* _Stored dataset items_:
* * * * * * * * *
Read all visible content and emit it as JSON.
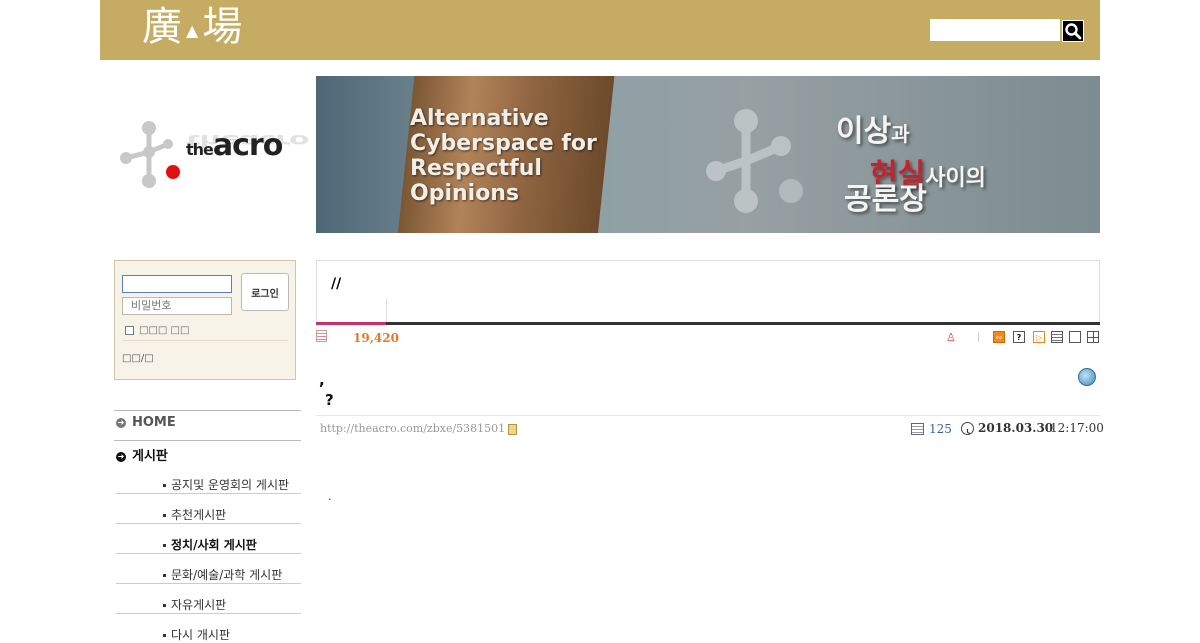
{
  "header": {
    "logo_hanja_1": "廣",
    "logo_hanja_2": "場",
    "logo_hanja_dot": "▲",
    "bg_color": "#c6ab63",
    "search_placeholder": "",
    "search_icon": "search-icon"
  },
  "site_logo": {
    "the": "the",
    "name": "acro"
  },
  "banner": {
    "en_lines": [
      "Alternative",
      "Cyberspace for",
      "Respectful",
      "Opinions"
    ],
    "ko_line1_a": "이상",
    "ko_line1_b": "과",
    "ko_line1_red": "현실",
    "ko_line1_c": "사이의",
    "ko_line2": "공론장"
  },
  "login": {
    "id_value": "",
    "password_placeholder": "비밀번호",
    "button_label": "로그인",
    "remember_label": "□□□ □□",
    "signup_label": "□□/□"
  },
  "nav": {
    "home": "HOME",
    "board": "게시판",
    "sub_items": [
      "공지및 운영회의 게시판",
      "추천게시판",
      "정치/사회 게시판",
      "문화/예술/과학 게시판",
      "자유게시판",
      "다시 개시판"
    ],
    "active_index": 2
  },
  "board": {
    "title": "//",
    "view_count": "19,420",
    "accent_color": "#c8326b"
  },
  "post": {
    "title_line1": ",",
    "title_line2": "?",
    "url": "http://theacro.com/zbxe/5381501",
    "read_count": "125",
    "date": "2018.03.30",
    "time": "12:17:00",
    "body": "."
  }
}
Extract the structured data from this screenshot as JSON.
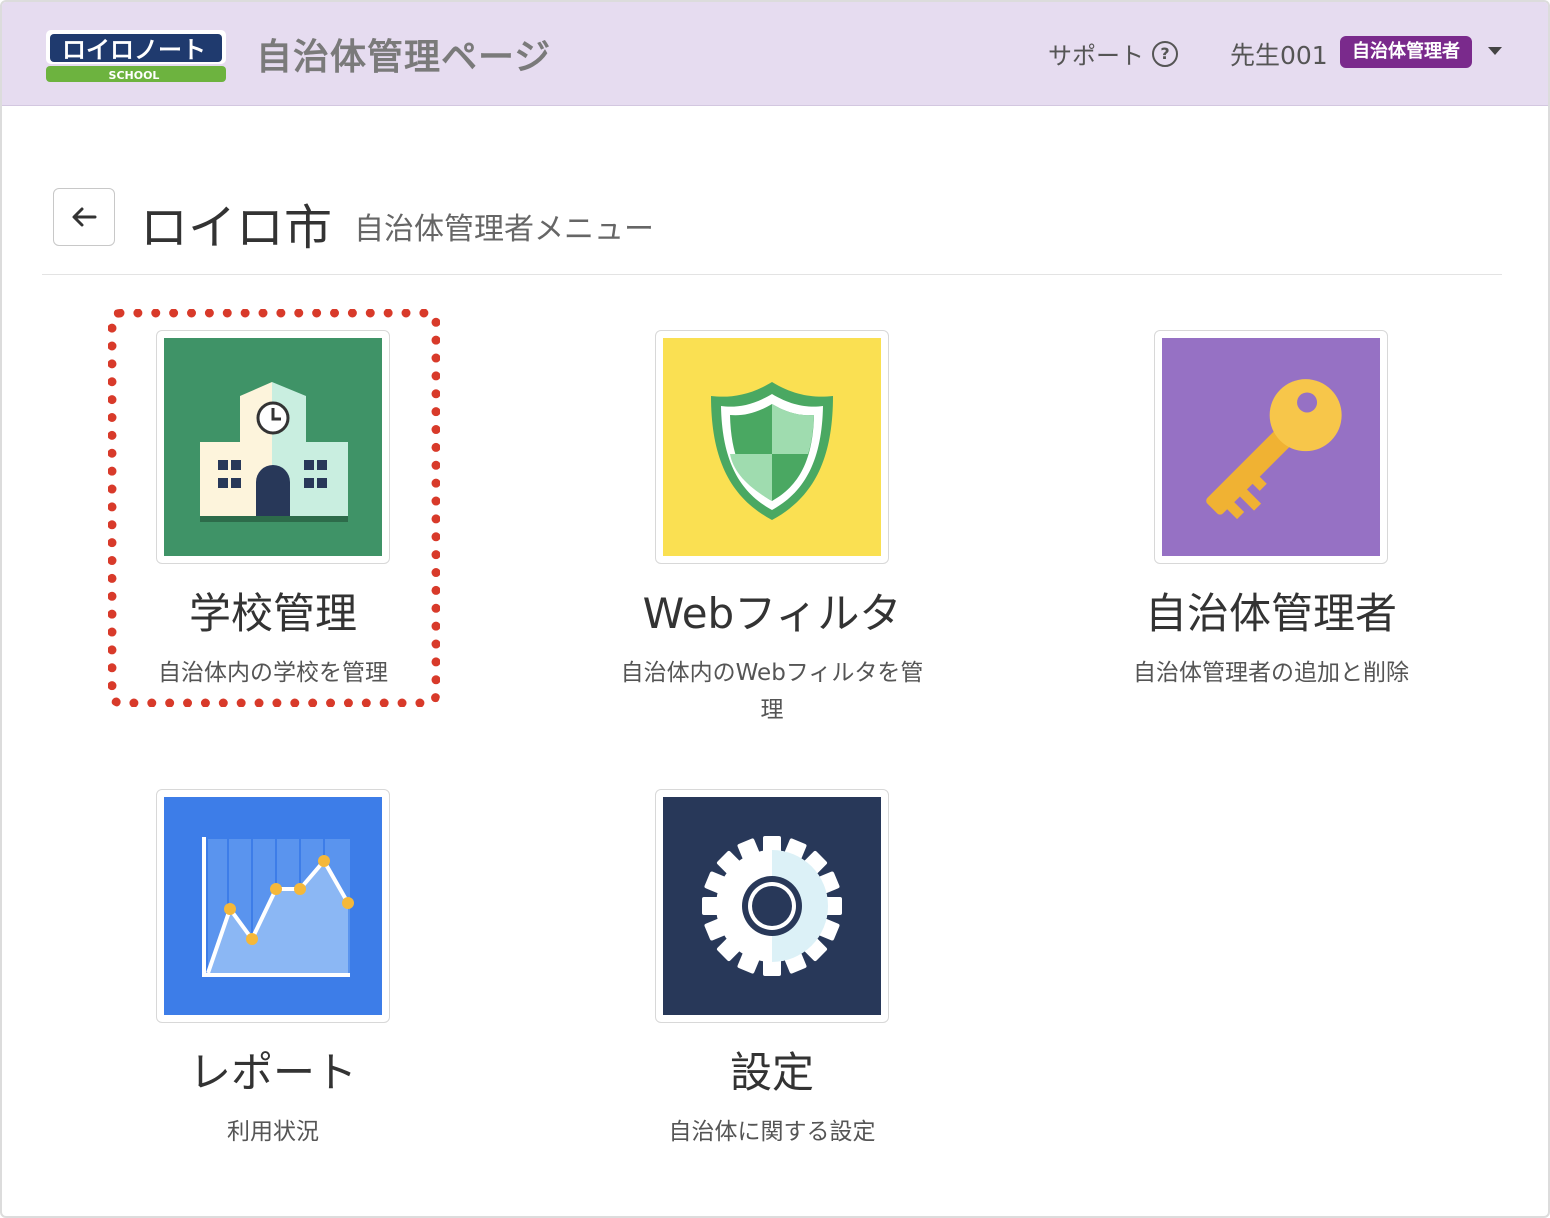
{
  "header": {
    "logo_text": "ロイロノート",
    "logo_sub": "SCHOOL",
    "site_title": "自治体管理ページ",
    "support_label": "サポート",
    "help_icon_glyph": "?",
    "user_name": "先生001",
    "role_badge": "自治体管理者"
  },
  "page": {
    "back_icon": "←",
    "title": "ロイロ市",
    "subtitle": "自治体管理者メニュー"
  },
  "tiles": [
    {
      "icon": "school-building-icon",
      "title": "学校管理",
      "desc": "自治体内の学校を管理",
      "bg": "#3f9367"
    },
    {
      "icon": "shield-icon",
      "title": "Webフィルタ",
      "desc": "自治体内のWebフィルタを管理",
      "bg": "#fae052"
    },
    {
      "icon": "key-icon",
      "title": "自治体管理者",
      "desc": "自治体管理者の追加と削除",
      "bg": "#9671c4"
    },
    {
      "icon": "line-chart-icon",
      "title": "レポート",
      "desc": "利用状況",
      "bg": "#3d7de8"
    },
    {
      "icon": "gear-icon",
      "title": "設定",
      "desc": "自治体に関する設定",
      "bg": "#283859"
    }
  ],
  "colors": {
    "header_bg": "#e6dcf0",
    "badge_bg": "#7a2a8c",
    "highlight": "#d83a2a"
  }
}
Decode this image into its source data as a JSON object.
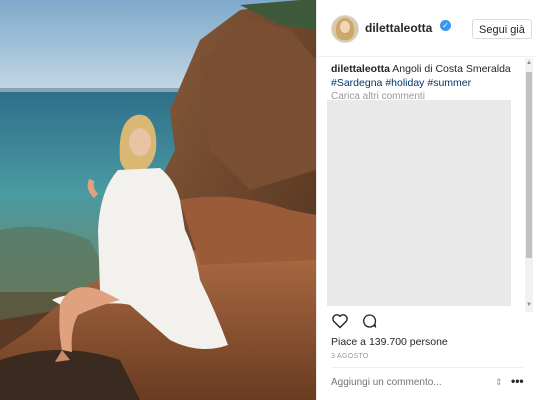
{
  "post": {
    "username": "dilettaleotta",
    "follow_label": "Segui già",
    "caption_user": "dilettaleotta",
    "caption_text": "Angoli di Costa Smeralda",
    "hashtags": [
      "#Sardegna",
      "#holiday",
      "#summer"
    ],
    "load_more_label": "Carica altri commenti",
    "likes_text": "Piace a 139.700 persone",
    "date_text": "3 AGOSTO",
    "comment_placeholder": "Aggiungi un commento..."
  },
  "icons": {
    "verified": "verified-badge-icon",
    "like": "heart-icon",
    "comment": "comment-icon",
    "more": "more-options-icon"
  },
  "colors": {
    "verified": "#3897f0",
    "hashtag": "#003569"
  }
}
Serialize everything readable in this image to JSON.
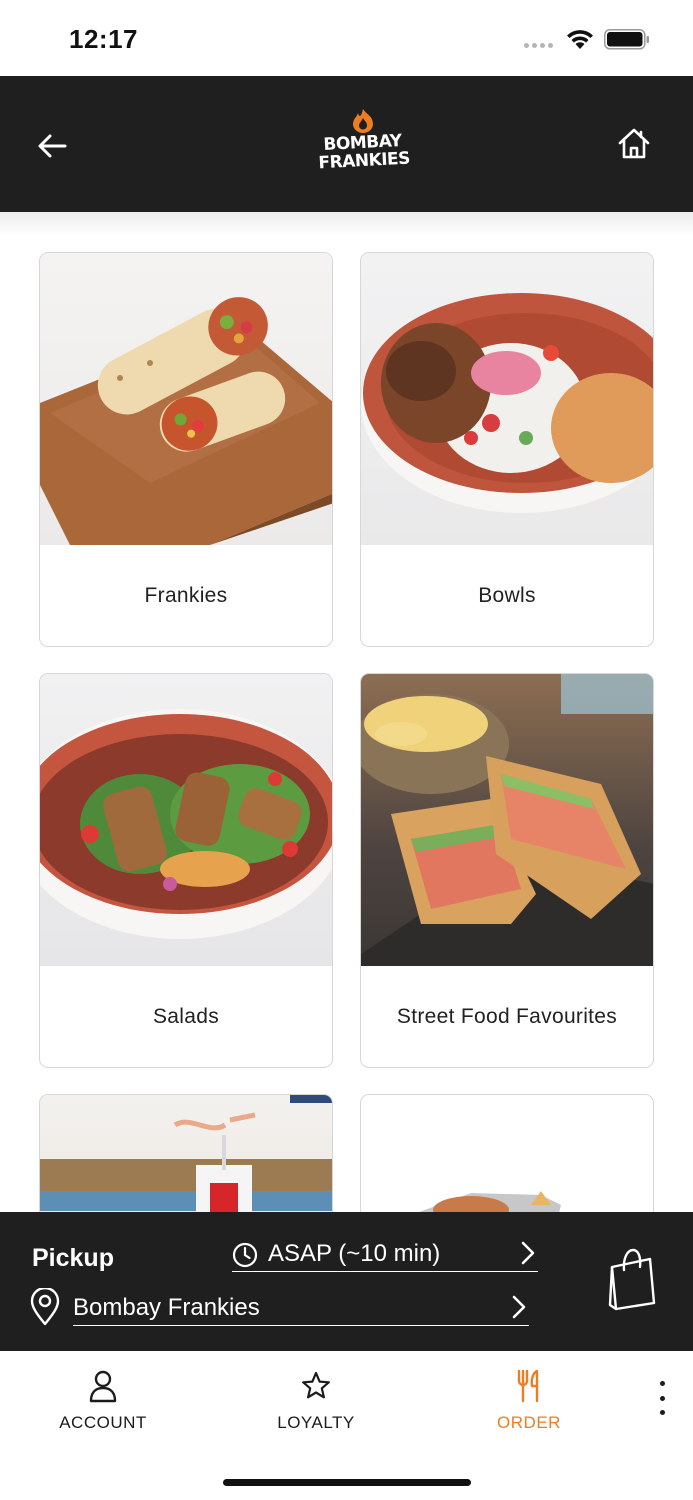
{
  "status_bar": {
    "time": "12:17"
  },
  "header": {
    "logo_line1": "BOMBAY",
    "logo_line2": "FRANKIES",
    "back_icon": "arrow-left-icon",
    "home_icon": "home-icon"
  },
  "menu": {
    "categories": [
      {
        "label": "Frankies"
      },
      {
        "label": "Bowls"
      },
      {
        "label": "Salads"
      },
      {
        "label": "Street Food Favourites"
      },
      {
        "label": ""
      },
      {
        "label": ""
      }
    ]
  },
  "pickup": {
    "label": "Pickup",
    "time": "ASAP (~10 min)",
    "location": "Bombay Frankies"
  },
  "nav": {
    "items": [
      {
        "label": "ACCOUNT",
        "icon": "person-icon"
      },
      {
        "label": "LOYALTY",
        "icon": "star-icon"
      },
      {
        "label": "ORDER",
        "icon": "fork-knife-icon"
      }
    ]
  },
  "colors": {
    "accent": "#ee7d22",
    "header_bg": "#1f1f1f"
  }
}
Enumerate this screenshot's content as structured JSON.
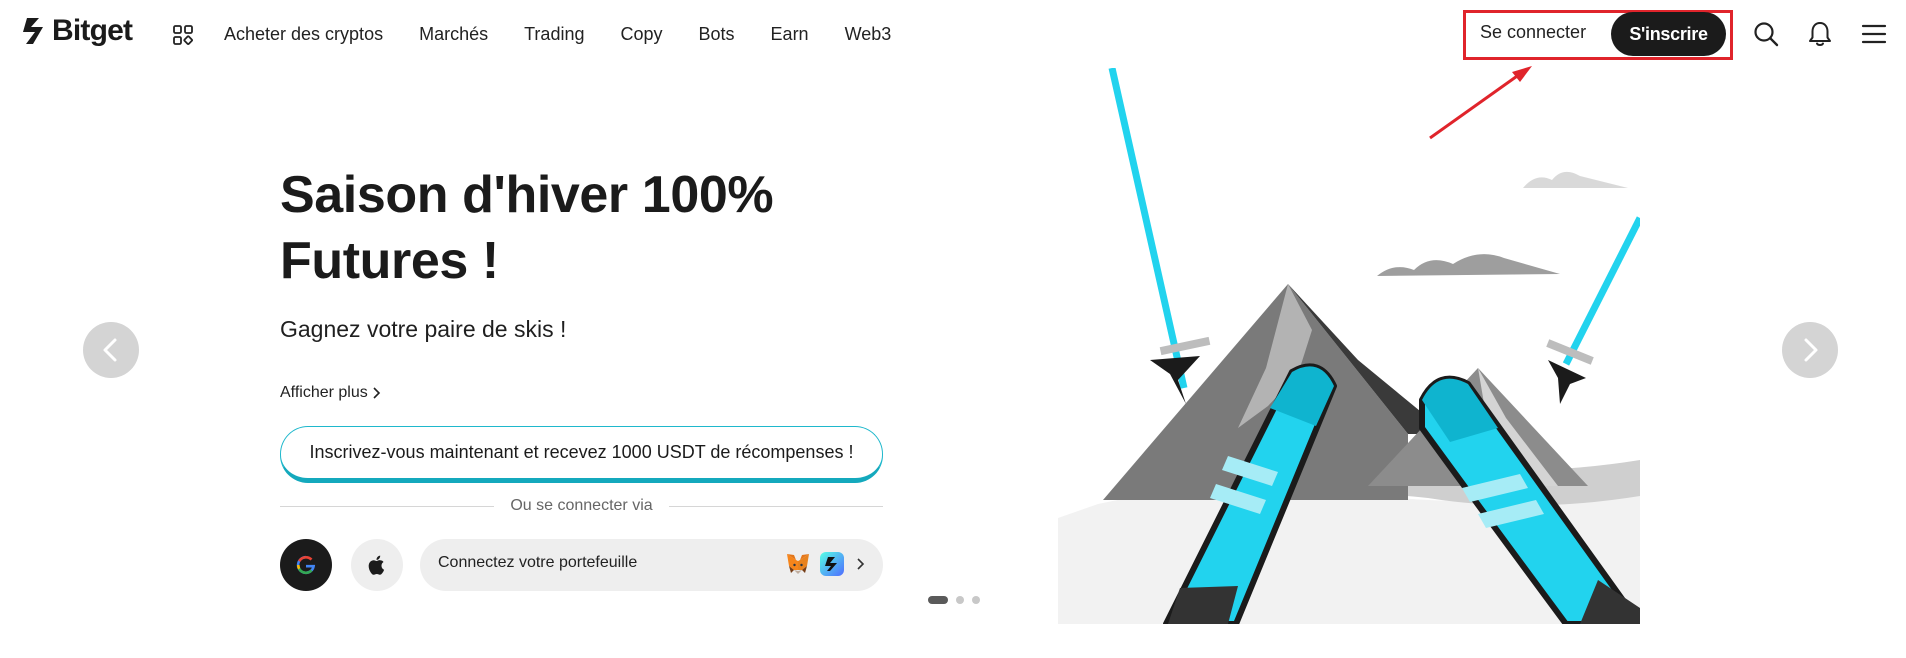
{
  "header": {
    "brand": "Bitget",
    "nav": [
      "Acheter des cryptos",
      "Marchés",
      "Trading",
      "Copy",
      "Bots",
      "Earn",
      "Web3"
    ],
    "login_label": "Se connecter",
    "signup_label": "S'inscrire",
    "icons": [
      "apps-grid-icon",
      "search-icon",
      "bell-icon",
      "menu-icon"
    ]
  },
  "hero": {
    "title": "Saison d'hiver 100% Futures !",
    "subtitle": "Gagnez votre paire de skis !",
    "more_link": "Afficher plus",
    "promo_button": "Inscrivez-vous maintenant et recevez 1000 USDT de récompenses !",
    "divider_text": "Ou se connecter via",
    "wallet_button": "Connectez votre portefeuille",
    "carousel": {
      "slides": 3,
      "active": 1
    }
  },
  "colors": {
    "accent": "#1fb8cc",
    "annotation_red": "#e0242b",
    "primary_dark": "#1b1b1b",
    "ski_cyan": "#22d3ee"
  }
}
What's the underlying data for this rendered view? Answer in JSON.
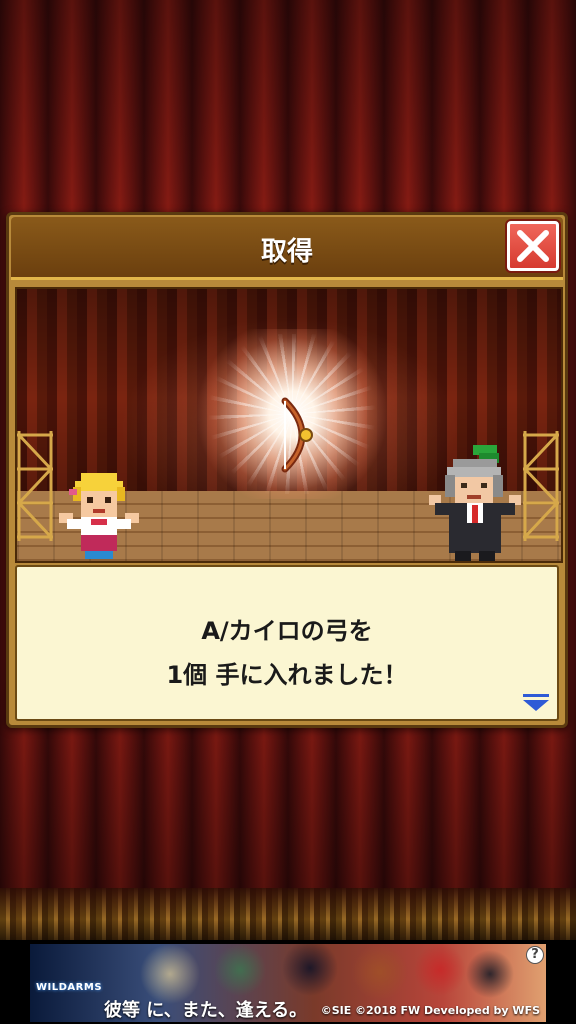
{
  "dialog": {
    "title": "取得",
    "message_line_1": "A/カイロの弓を",
    "message_line_2": "1個  手に入れました！"
  },
  "icons": {
    "close": "close-icon",
    "item": "bow-icon",
    "next": "next-arrow-icon",
    "help": "help-icon"
  },
  "ad": {
    "logo": "WILDARMS",
    "tagline": "彼等 に、また、逢える。",
    "copyright": "©SIE ©2018 FW Developed by WFS",
    "help_label": "?"
  },
  "colors": {
    "accent_gold": "#e2b64a",
    "close_red": "#d63a30",
    "message_bg": "#fbf6d2",
    "arrow_blue": "#2e5ad6"
  }
}
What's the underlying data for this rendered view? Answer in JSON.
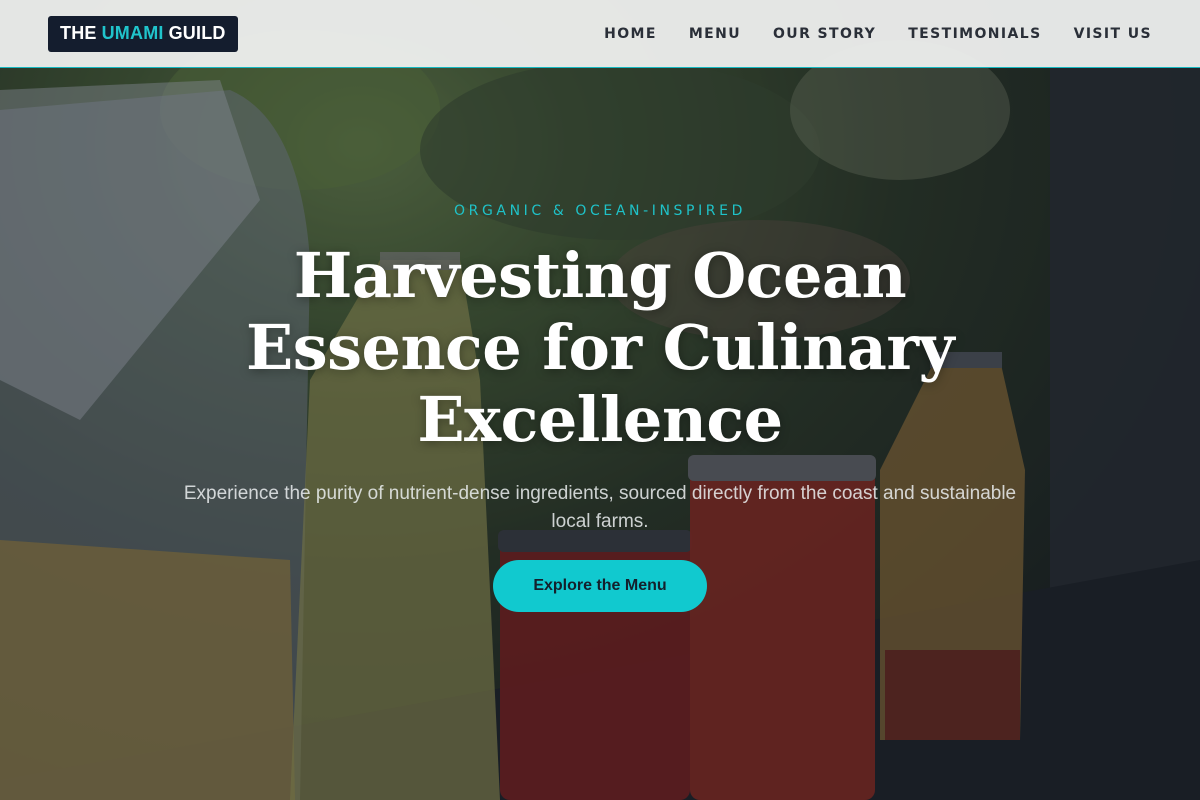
* * * * * * * * *
* _Instructions to follow_:
Filter the entries and copy out every line with the word "dilettaleotta".

* _Output for this task_:
    "username": "dilettaleotta",
    "caption_user": "dilettaleotta",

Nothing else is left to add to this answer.